Begin

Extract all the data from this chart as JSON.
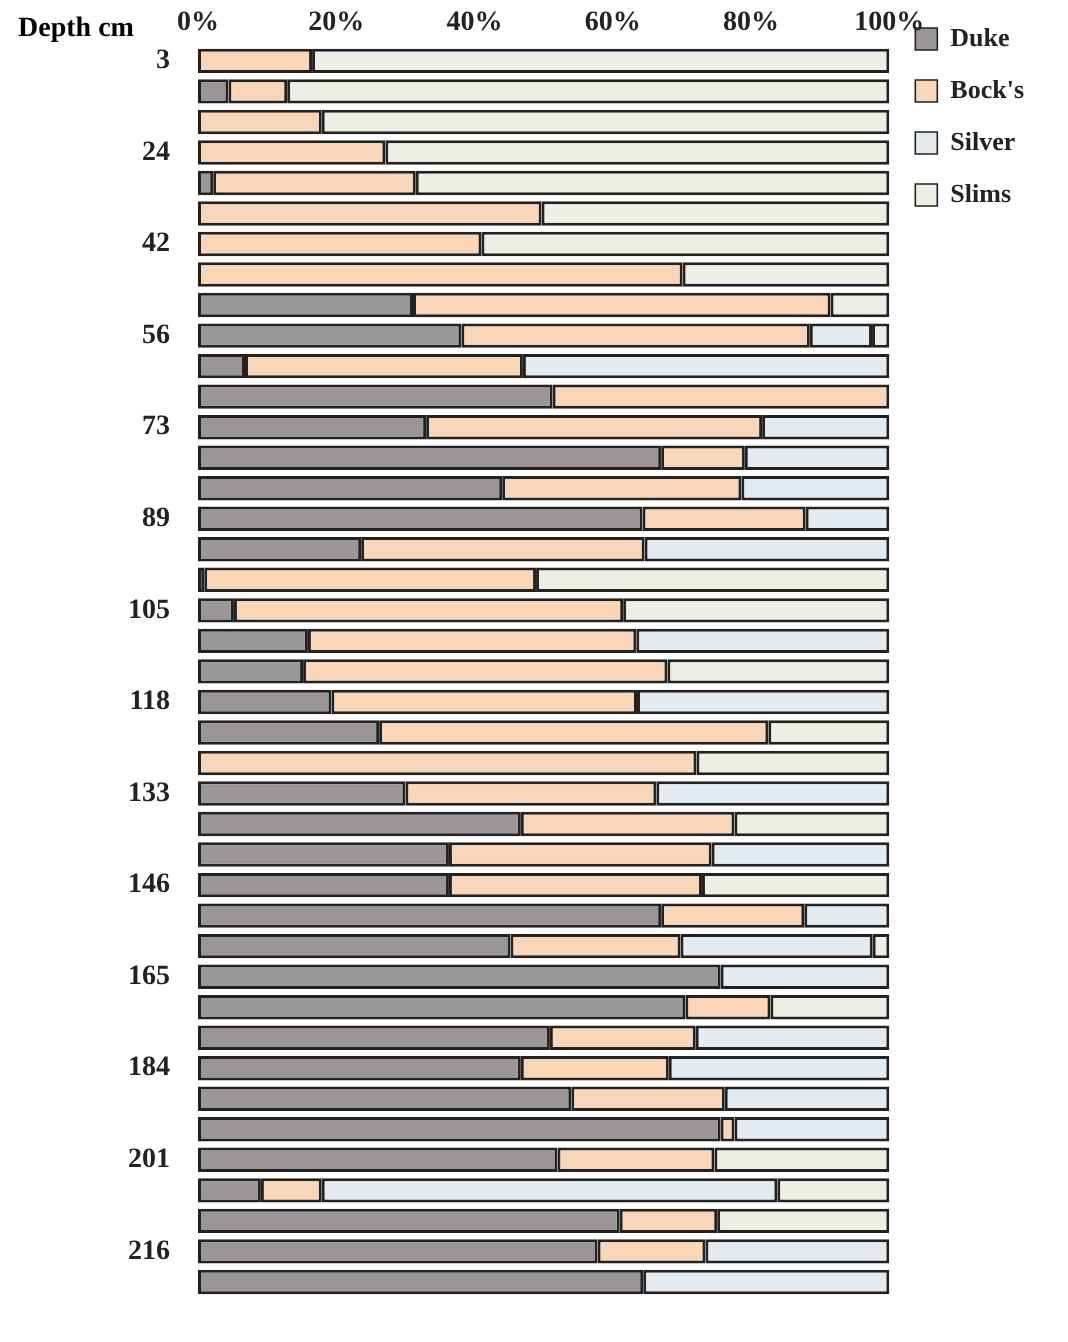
{
  "chart_data": {
    "type": "bar",
    "orientation": "horizontal",
    "stacked": true,
    "ylabel": "Depth cm",
    "categories": [
      "3",
      null,
      null,
      "24",
      null,
      null,
      "42",
      null,
      null,
      "56",
      null,
      null,
      "73",
      null,
      null,
      "89",
      null,
      null,
      "105",
      null,
      null,
      "118",
      null,
      null,
      "133",
      null,
      null,
      "146",
      null,
      null,
      "165",
      null,
      null,
      "184",
      null,
      null,
      "201",
      null,
      null,
      "216",
      null
    ],
    "series": [
      {
        "name": "Duke",
        "color": "#9a9696",
        "values": [
          0,
          4.4,
          0,
          0,
          2.2,
          0,
          0,
          0,
          31.1,
          38.1,
          6.8,
          51.3,
          33.0,
          67.0,
          44.0,
          64.3,
          23.6,
          0.9,
          5.2,
          15.9,
          15.2,
          19.3,
          26.2,
          0,
          30.0,
          46.7,
          36.3,
          36.3,
          67.0,
          45.2,
          75.6,
          70.5,
          50.9,
          46.7,
          54.0,
          75.6,
          52.0,
          9.1,
          61.0,
          57.8,
          64.4
        ]
      },
      {
        "name": "Bock's",
        "color": "#f9d6b8",
        "values": [
          16.5,
          8.5,
          17.9,
          27.1,
          29.3,
          49.7,
          41.0,
          70.1,
          60.4,
          50.4,
          40.2,
          48.7,
          48.6,
          12.1,
          34.6,
          23.6,
          41.0,
          48.0,
          56.3,
          47.5,
          52.7,
          44.2,
          56.3,
          72.1,
          36.3,
          30.9,
          38.0,
          36.6,
          20.7,
          24.6,
          0,
          12.3,
          21.1,
          21.4,
          22.2,
          2.0,
          22.7,
          8.8,
          14.1,
          15.6,
          0
        ]
      },
      {
        "name": "Silver",
        "color": "#e3ebf1",
        "values": [
          0,
          0,
          0,
          0,
          0,
          0,
          0,
          0,
          0,
          9.0,
          53.0,
          0,
          18.4,
          20.9,
          21.4,
          12.1,
          35.4,
          0,
          0,
          36.6,
          0,
          36.5,
          0,
          0,
          33.7,
          0,
          25.7,
          0,
          12.3,
          27.8,
          24.4,
          0,
          28.0,
          31.9,
          23.8,
          22.4,
          0,
          65.9,
          0,
          26.6,
          35.6
        ]
      },
      {
        "name": "Slims",
        "color": "#eeeee4",
        "values": [
          83.5,
          87.1,
          82.1,
          72.9,
          68.5,
          50.3,
          59.0,
          29.9,
          8.5,
          2.5,
          0,
          0,
          0,
          0,
          0,
          0,
          0,
          51.1,
          38.5,
          0,
          32.1,
          0,
          17.5,
          27.9,
          0,
          22.4,
          0,
          27.1,
          0,
          2.4,
          0,
          17.2,
          0,
          0,
          0,
          0,
          25.3,
          16.2,
          24.9,
          0,
          0
        ]
      }
    ],
    "xlim": [
      0,
      100
    ],
    "xticks": [
      {
        "value": 0,
        "label": "0%"
      },
      {
        "value": 20,
        "label": "20%"
      },
      {
        "value": 40,
        "label": "40%"
      },
      {
        "value": 60,
        "label": "60%"
      },
      {
        "value": 80,
        "label": "80%"
      },
      {
        "value": 100,
        "label": "100%"
      }
    ],
    "grid": false,
    "legend": "top right"
  }
}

End

Gather all lines with the string "name" from the data.

- Exercise output:
        "name": "Duke",
        "name": "Bock's",
        "name": "Silver",
        "name": "Slims",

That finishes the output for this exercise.